<<<<

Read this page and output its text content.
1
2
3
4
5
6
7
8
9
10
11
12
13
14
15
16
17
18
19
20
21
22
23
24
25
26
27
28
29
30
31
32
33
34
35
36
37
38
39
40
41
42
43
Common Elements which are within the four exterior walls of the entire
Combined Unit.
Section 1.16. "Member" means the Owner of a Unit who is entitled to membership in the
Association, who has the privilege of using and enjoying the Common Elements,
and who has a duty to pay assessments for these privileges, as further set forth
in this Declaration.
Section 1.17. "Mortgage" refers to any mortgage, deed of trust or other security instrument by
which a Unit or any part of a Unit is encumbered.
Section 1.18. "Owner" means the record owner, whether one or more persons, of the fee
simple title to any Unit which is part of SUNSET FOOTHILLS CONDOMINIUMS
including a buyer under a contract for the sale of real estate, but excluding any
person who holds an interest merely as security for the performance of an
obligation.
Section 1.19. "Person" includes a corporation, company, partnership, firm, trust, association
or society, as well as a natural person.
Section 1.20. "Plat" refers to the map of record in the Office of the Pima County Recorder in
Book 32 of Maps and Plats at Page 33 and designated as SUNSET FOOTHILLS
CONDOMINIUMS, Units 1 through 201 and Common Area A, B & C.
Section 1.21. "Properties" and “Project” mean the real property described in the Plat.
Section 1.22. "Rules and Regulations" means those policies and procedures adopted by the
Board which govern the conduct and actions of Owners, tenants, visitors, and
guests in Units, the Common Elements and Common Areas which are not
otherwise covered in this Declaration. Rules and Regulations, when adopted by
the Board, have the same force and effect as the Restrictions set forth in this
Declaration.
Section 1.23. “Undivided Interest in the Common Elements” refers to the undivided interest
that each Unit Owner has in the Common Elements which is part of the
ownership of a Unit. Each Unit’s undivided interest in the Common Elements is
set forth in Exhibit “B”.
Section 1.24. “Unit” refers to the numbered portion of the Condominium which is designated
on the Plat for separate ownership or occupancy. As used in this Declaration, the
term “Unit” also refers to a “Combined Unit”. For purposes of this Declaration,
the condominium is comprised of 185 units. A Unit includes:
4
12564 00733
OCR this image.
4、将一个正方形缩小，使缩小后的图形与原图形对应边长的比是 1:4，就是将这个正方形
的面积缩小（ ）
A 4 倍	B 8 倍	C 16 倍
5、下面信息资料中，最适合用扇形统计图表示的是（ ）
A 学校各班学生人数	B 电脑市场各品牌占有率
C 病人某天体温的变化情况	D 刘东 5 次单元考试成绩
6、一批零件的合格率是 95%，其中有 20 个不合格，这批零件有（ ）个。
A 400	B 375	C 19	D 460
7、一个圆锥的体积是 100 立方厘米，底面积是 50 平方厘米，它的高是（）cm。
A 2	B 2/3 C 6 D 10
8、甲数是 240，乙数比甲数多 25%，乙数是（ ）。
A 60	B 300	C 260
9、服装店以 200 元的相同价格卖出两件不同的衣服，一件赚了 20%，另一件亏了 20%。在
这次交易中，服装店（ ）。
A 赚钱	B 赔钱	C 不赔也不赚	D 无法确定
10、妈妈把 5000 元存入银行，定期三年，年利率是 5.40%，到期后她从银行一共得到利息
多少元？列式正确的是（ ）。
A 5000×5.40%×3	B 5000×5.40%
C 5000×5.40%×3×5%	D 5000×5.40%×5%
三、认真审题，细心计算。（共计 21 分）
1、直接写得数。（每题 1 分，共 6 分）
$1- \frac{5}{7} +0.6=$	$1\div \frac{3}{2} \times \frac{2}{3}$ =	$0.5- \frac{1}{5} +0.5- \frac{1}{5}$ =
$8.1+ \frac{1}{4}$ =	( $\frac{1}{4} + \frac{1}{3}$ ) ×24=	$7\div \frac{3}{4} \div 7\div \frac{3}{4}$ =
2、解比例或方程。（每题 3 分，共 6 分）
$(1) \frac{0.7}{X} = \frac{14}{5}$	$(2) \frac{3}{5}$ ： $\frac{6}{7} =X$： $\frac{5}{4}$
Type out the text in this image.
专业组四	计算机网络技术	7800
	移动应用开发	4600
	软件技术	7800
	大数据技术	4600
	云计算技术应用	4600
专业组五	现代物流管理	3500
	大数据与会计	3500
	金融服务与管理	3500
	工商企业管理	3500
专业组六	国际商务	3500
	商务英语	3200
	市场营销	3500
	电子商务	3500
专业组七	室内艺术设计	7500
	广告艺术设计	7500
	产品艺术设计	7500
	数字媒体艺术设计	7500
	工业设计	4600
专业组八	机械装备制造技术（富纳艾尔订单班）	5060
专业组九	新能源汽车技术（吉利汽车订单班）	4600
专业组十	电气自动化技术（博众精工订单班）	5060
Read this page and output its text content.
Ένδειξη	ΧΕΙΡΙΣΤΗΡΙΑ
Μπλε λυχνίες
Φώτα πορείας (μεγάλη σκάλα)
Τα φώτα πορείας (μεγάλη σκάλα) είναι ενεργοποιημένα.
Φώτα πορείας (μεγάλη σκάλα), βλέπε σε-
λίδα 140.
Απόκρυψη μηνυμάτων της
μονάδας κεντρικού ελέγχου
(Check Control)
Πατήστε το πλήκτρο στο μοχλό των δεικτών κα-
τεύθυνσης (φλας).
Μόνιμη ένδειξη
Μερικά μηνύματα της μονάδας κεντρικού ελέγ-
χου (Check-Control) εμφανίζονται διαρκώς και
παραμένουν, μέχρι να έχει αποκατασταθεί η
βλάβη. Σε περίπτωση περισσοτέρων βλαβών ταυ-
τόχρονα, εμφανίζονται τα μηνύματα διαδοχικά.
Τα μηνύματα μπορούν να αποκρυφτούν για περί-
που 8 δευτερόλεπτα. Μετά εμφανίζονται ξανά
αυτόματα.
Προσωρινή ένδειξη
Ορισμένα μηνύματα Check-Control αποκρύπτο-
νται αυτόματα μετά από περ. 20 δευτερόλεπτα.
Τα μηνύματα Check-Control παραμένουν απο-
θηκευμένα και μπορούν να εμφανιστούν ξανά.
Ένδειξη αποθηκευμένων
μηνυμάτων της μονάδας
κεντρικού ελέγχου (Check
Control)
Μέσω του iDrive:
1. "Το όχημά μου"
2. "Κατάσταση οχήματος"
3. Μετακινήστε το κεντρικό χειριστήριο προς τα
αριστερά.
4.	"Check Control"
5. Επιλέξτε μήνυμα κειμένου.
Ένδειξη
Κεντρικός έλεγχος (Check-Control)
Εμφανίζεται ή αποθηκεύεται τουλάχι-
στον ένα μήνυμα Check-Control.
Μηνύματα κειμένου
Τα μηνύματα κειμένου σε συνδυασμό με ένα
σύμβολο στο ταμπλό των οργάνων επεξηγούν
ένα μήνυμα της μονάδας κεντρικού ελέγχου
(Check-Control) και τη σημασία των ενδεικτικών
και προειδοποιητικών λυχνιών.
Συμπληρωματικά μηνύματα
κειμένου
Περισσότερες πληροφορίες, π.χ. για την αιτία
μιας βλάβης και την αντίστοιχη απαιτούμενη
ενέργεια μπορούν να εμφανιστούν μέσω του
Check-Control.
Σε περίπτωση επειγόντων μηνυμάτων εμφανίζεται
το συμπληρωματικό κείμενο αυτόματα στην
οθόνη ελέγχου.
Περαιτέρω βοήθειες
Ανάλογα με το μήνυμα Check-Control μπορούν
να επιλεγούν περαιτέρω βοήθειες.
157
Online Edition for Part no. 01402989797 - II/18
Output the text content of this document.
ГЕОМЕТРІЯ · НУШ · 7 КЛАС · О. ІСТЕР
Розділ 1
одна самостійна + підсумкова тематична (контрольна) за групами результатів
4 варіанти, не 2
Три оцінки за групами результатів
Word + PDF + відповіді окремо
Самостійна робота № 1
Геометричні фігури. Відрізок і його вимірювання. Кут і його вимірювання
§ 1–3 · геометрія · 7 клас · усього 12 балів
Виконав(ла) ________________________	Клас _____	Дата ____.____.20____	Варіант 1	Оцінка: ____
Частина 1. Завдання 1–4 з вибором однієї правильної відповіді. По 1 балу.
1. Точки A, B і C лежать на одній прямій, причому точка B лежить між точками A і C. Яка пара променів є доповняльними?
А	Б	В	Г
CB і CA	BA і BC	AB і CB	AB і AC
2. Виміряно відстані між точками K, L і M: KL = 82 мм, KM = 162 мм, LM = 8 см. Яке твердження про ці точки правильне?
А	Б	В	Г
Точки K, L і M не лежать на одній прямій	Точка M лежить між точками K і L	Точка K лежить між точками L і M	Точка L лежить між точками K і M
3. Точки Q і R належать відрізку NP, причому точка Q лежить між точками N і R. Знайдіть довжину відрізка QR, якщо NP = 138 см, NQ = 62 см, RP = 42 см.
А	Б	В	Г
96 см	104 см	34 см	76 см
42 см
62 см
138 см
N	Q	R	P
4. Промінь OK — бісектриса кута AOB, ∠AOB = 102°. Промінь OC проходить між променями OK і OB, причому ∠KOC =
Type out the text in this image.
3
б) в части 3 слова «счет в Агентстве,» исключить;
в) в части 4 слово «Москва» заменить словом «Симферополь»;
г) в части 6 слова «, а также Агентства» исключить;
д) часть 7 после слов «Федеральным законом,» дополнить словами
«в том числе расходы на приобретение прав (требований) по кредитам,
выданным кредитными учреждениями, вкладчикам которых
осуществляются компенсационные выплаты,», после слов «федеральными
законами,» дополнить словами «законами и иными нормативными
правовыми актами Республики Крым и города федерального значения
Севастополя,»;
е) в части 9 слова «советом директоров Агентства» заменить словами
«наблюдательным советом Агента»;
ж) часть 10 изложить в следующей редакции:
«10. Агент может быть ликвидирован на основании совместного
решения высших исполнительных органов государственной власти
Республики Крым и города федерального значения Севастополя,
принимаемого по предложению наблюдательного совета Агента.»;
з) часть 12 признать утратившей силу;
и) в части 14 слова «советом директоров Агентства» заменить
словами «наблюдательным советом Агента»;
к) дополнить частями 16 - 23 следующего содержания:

>>>>

- What you are asked to do
Identify each line holding the string "федерального", and copy it out.

- Response to the task
правовыми актами Республики Крым и города федерального значения
Республики Крым и города федерального значения Севастополя,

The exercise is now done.